▶ _WORK REQUIRED_:
Write out all the entries word for word, but skip any images.

▶ _TASK INPUT_:
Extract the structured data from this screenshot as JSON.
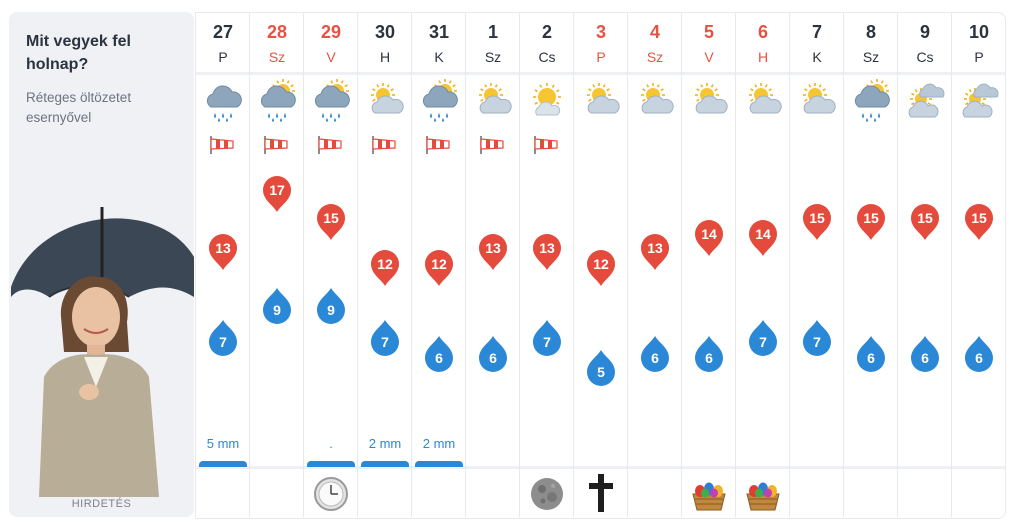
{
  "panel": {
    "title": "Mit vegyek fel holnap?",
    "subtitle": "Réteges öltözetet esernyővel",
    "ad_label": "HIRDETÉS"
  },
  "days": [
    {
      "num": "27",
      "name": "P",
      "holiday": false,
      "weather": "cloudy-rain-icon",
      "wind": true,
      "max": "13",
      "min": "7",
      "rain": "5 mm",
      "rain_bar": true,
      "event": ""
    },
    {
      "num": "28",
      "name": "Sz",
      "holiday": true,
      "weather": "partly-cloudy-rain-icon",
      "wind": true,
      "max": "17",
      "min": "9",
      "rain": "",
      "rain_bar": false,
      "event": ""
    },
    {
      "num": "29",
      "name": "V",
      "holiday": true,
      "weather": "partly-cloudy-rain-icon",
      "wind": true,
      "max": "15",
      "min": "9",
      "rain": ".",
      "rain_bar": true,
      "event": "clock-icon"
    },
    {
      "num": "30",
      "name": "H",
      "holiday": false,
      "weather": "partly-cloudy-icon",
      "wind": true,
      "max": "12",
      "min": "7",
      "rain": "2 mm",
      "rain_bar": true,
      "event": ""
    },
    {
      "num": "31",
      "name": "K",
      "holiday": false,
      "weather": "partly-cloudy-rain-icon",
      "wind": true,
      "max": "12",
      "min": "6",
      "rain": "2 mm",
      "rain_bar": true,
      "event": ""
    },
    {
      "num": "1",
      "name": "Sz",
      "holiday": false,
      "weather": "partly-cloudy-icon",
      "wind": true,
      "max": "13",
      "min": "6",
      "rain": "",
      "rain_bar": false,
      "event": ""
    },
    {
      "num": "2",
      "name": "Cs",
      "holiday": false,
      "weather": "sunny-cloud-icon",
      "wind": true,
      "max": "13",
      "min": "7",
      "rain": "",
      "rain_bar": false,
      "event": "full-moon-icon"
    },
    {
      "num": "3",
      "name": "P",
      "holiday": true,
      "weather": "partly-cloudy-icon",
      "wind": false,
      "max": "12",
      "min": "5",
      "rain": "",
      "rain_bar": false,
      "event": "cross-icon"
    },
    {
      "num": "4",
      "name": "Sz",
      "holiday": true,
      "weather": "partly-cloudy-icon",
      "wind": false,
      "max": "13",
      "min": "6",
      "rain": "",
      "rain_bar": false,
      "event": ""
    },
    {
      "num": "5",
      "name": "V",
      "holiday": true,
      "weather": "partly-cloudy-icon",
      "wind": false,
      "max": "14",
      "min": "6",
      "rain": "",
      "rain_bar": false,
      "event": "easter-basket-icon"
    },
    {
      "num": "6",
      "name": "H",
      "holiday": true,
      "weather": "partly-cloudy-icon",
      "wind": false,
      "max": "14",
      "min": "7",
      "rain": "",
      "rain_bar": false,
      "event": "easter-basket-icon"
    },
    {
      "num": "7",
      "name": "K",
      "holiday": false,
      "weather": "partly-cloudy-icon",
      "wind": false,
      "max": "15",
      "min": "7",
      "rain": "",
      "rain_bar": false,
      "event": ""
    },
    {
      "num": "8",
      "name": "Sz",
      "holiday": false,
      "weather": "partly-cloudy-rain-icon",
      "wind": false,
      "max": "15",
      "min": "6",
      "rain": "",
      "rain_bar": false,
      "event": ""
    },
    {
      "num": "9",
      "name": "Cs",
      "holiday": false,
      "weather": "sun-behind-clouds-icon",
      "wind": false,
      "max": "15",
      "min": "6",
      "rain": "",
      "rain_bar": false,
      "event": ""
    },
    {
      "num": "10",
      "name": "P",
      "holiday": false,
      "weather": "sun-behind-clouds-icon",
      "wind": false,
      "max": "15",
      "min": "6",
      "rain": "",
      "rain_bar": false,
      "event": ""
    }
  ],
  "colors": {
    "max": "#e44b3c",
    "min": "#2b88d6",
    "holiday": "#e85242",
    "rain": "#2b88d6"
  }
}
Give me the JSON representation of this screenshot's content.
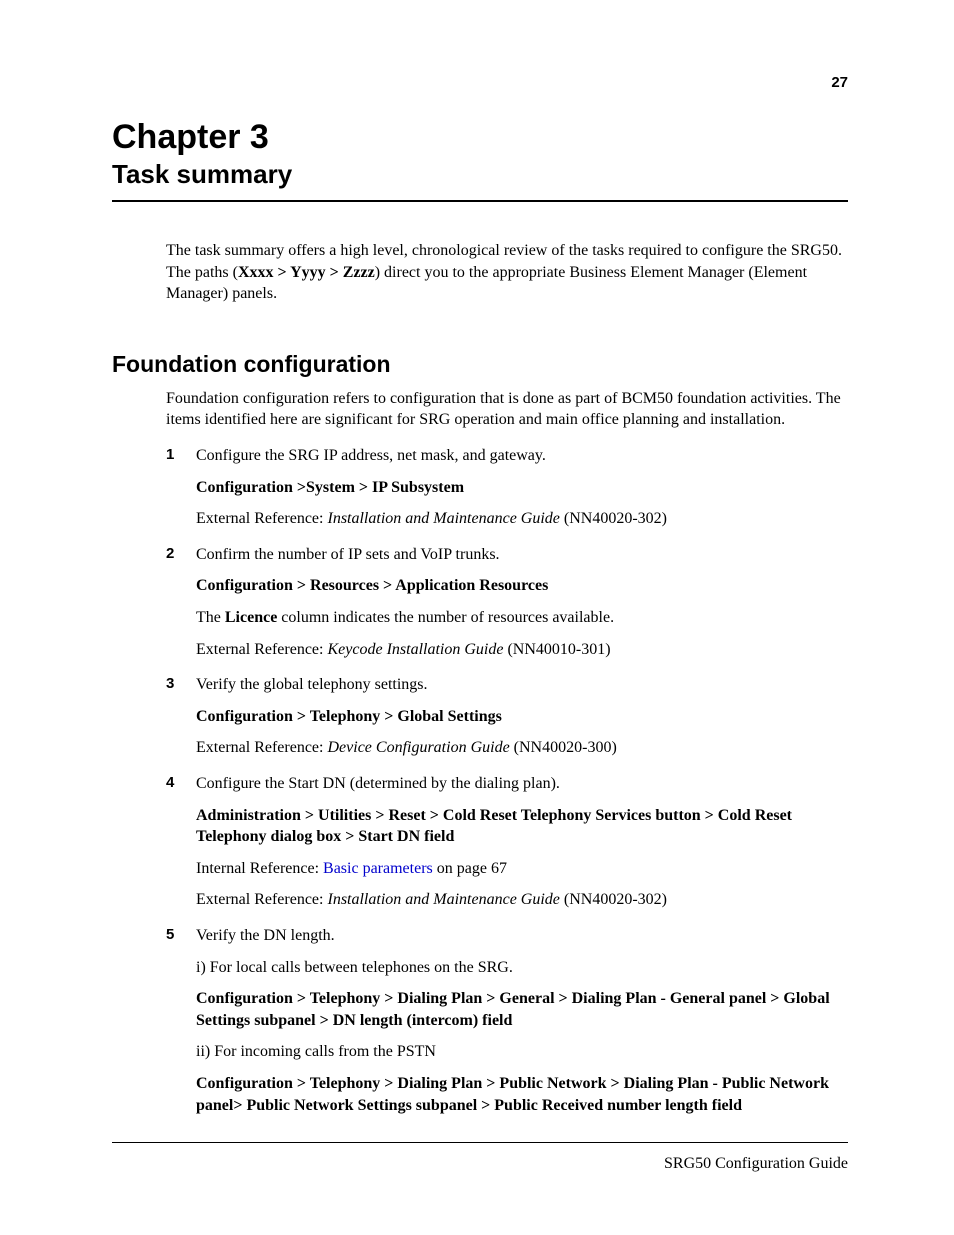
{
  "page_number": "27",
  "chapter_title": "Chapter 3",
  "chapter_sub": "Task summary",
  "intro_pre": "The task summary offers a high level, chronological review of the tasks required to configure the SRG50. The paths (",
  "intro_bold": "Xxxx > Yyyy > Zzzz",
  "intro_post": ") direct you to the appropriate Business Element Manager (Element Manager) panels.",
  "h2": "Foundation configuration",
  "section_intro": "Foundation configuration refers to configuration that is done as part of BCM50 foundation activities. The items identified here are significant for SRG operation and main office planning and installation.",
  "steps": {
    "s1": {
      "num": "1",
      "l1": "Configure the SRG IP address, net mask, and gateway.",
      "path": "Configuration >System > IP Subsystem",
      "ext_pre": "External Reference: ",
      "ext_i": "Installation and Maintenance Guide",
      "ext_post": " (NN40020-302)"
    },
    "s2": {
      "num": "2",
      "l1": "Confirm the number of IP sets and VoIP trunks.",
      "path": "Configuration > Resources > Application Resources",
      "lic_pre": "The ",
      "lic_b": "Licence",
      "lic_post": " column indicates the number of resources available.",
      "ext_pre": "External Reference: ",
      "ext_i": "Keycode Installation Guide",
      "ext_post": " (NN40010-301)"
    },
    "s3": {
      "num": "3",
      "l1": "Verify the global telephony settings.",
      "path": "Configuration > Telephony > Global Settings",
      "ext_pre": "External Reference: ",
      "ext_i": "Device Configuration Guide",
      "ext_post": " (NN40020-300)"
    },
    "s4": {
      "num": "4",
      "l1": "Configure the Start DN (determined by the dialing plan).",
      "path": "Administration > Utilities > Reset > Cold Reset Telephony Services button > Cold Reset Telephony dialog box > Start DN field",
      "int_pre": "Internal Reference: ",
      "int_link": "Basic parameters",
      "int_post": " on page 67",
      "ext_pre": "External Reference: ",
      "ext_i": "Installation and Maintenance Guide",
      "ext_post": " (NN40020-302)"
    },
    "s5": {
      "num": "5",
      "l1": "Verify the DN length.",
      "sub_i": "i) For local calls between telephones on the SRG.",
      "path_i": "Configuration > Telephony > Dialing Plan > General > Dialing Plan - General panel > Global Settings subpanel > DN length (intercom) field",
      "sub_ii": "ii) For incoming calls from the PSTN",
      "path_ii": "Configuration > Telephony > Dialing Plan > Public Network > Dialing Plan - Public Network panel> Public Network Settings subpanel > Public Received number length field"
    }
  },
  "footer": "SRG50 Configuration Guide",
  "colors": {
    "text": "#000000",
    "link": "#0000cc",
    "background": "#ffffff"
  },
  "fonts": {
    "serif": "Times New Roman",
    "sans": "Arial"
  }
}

▶ _EXERCISE ANSWER_:
Extract the structured data from this screenshot as JSON.
{
  "panel": {
    "title": "Mit vegyek fel holnap?",
    "subtitle": "Réteges öltözetet esernyővel",
    "ad_label": "HIRDETÉS"
  },
  "days": [
    {
      "num": "27",
      "name": "P",
      "holiday": false,
      "weather": "cloudy-rain-icon",
      "wind": true,
      "max": "13",
      "min": "7",
      "rain": "5 mm",
      "rain_bar": true,
      "event": ""
    },
    {
      "num": "28",
      "name": "Sz",
      "holiday": true,
      "weather": "partly-cloudy-rain-icon",
      "wind": true,
      "max": "17",
      "min": "9",
      "rain": "",
      "rain_bar": false,
      "event": ""
    },
    {
      "num": "29",
      "name": "V",
      "holiday": true,
      "weather": "partly-cloudy-rain-icon",
      "wind": true,
      "max": "15",
      "min": "9",
      "rain": ".",
      "rain_bar": true,
      "event": "clock-icon"
    },
    {
      "num": "30",
      "name": "H",
      "holiday": false,
      "weather": "partly-cloudy-icon",
      "wind": true,
      "max": "12",
      "min": "7",
      "rain": "2 mm",
      "rain_bar": true,
      "event": ""
    },
    {
      "num": "31",
      "name": "K",
      "holiday": false,
      "weather": "partly-cloudy-rain-icon",
      "wind": true,
      "max": "12",
      "min": "6",
      "rain": "2 mm",
      "rain_bar": true,
      "event": ""
    },
    {
      "num": "1",
      "name": "Sz",
      "holiday": false,
      "weather": "partly-cloudy-icon",
      "wind": true,
      "max": "13",
      "min": "6",
      "rain": "",
      "rain_bar": false,
      "event": ""
    },
    {
      "num": "2",
      "name": "Cs",
      "holiday": false,
      "weather": "sunny-cloud-icon",
      "wind": true,
      "max": "13",
      "min": "7",
      "rain": "",
      "rain_bar": false,
      "event": "full-moon-icon"
    },
    {
      "num": "3",
      "name": "P",
      "holiday": true,
      "weather": "partly-cloudy-icon",
      "wind": false,
      "max": "12",
      "min": "5",
      "rain": "",
      "rain_bar": false,
      "event": "cross-icon"
    },
    {
      "num": "4",
      "name": "Sz",
      "holiday": true,
      "weather": "partly-cloudy-icon",
      "wind": false,
      "max": "13",
      "min": "6",
      "rain": "",
      "rain_bar": false,
      "event": ""
    },
    {
      "num": "5",
      "name": "V",
      "holiday": true,
      "weather": "partly-cloudy-icon",
      "wind": false,
      "max": "14",
      "min": "6",
      "rain": "",
      "rain_bar": false,
      "event": "easter-basket-icon"
    },
    {
      "num": "6",
      "name": "H",
      "holiday": true,
      "weather": "partly-cloudy-icon",
      "wind": false,
      "max": "14",
      "min": "7",
      "rain": "",
      "rain_bar": false,
      "event": "easter-basket-icon"
    },
    {
      "num": "7",
      "name": "K",
      "holiday": false,
      "weather": "partly-cloudy-icon",
      "wind": false,
      "max": "15",
      "min": "7",
      "rain": "",
      "rain_bar": false,
      "event": ""
    },
    {
      "num": "8",
      "name": "Sz",
      "holiday": false,
      "weather": "partly-cloudy-rain-icon",
      "wind": false,
      "max": "15",
      "min": "6",
      "rain": "",
      "rain_bar": false,
      "event": ""
    },
    {
      "num": "9",
      "name": "Cs",
      "holiday": false,
      "weather": "sun-behind-clouds-icon",
      "wind": false,
      "max": "15",
      "min": "6",
      "rain": "",
      "rain_bar": false,
      "event": ""
    },
    {
      "num": "10",
      "name": "P",
      "holiday": false,
      "weather": "sun-behind-clouds-icon",
      "wind": false,
      "max": "15",
      "min": "6",
      "rain": "",
      "rain_bar": false,
      "event": ""
    }
  ],
  "colors": {
    "max": "#e44b3c",
    "min": "#2b88d6",
    "holiday": "#e85242",
    "rain": "#2b88d6"
  }
}
Give me the JSON representation of this screenshot's content.
{
  "page_number": "27",
  "chapter_title": "Chapter 3",
  "chapter_sub": "Task summary",
  "intro_pre": "The task summary offers a high level, chronological review of the tasks required to configure the SRG50. The paths (",
  "intro_bold": "Xxxx > Yyyy > Zzzz",
  "intro_post": ") direct you to the appropriate Business Element Manager (Element Manager) panels.",
  "h2": "Foundation configuration",
  "section_intro": "Foundation configuration refers to configuration that is done as part of BCM50 foundation activities. The items identified here are significant for SRG operation and main office planning and installation.",
  "steps": {
    "s1": {
      "num": "1",
      "l1": "Configure the SRG IP address, net mask, and gateway.",
      "path": "Configuration >System > IP Subsystem",
      "ext_pre": "External Reference: ",
      "ext_i": "Installation and Maintenance Guide",
      "ext_post": " (NN40020-302)"
    },
    "s2": {
      "num": "2",
      "l1": "Confirm the number of IP sets and VoIP trunks.",
      "path": "Configuration > Resources > Application Resources",
      "lic_pre": "The ",
      "lic_b": "Licence",
      "lic_post": " column indicates the number of resources available.",
      "ext_pre": "External Reference: ",
      "ext_i": "Keycode Installation Guide",
      "ext_post": " (NN40010-301)"
    },
    "s3": {
      "num": "3",
      "l1": "Verify the global telephony settings.",
      "path": "Configuration > Telephony > Global Settings",
      "ext_pre": "External Reference: ",
      "ext_i": "Device Configuration Guide",
      "ext_post": " (NN40020-300)"
    },
    "s4": {
      "num": "4",
      "l1": "Configure the Start DN (determined by the dialing plan).",
      "path": "Administration > Utilities > Reset > Cold Reset Telephony Services button > Cold Reset Telephony dialog box > Start DN field",
      "int_pre": "Internal Reference: ",
      "int_link": "Basic parameters",
      "int_post": " on page 67",
      "ext_pre": "External Reference: ",
      "ext_i": "Installation and Maintenance Guide",
      "ext_post": " (NN40020-302)"
    },
    "s5": {
      "num": "5",
      "l1": "Verify the DN length.",
      "sub_i": "i) For local calls between telephones on the SRG.",
      "path_i": "Configuration > Telephony > Dialing Plan > General > Dialing Plan - General panel > Global Settings subpanel > DN length (intercom) field",
      "sub_ii": "ii) For incoming calls from the PSTN",
      "path_ii": "Configuration > Telephony > Dialing Plan > Public Network > Dialing Plan - Public Network panel> Public Network Settings subpanel > Public Received number length field"
    }
  },
  "footer": "SRG50 Configuration Guide",
  "colors": {
    "text": "#000000",
    "link": "#0000cc",
    "background": "#ffffff"
  },
  "fonts": {
    "serif": "Times New Roman",
    "sans": "Arial"
  }
}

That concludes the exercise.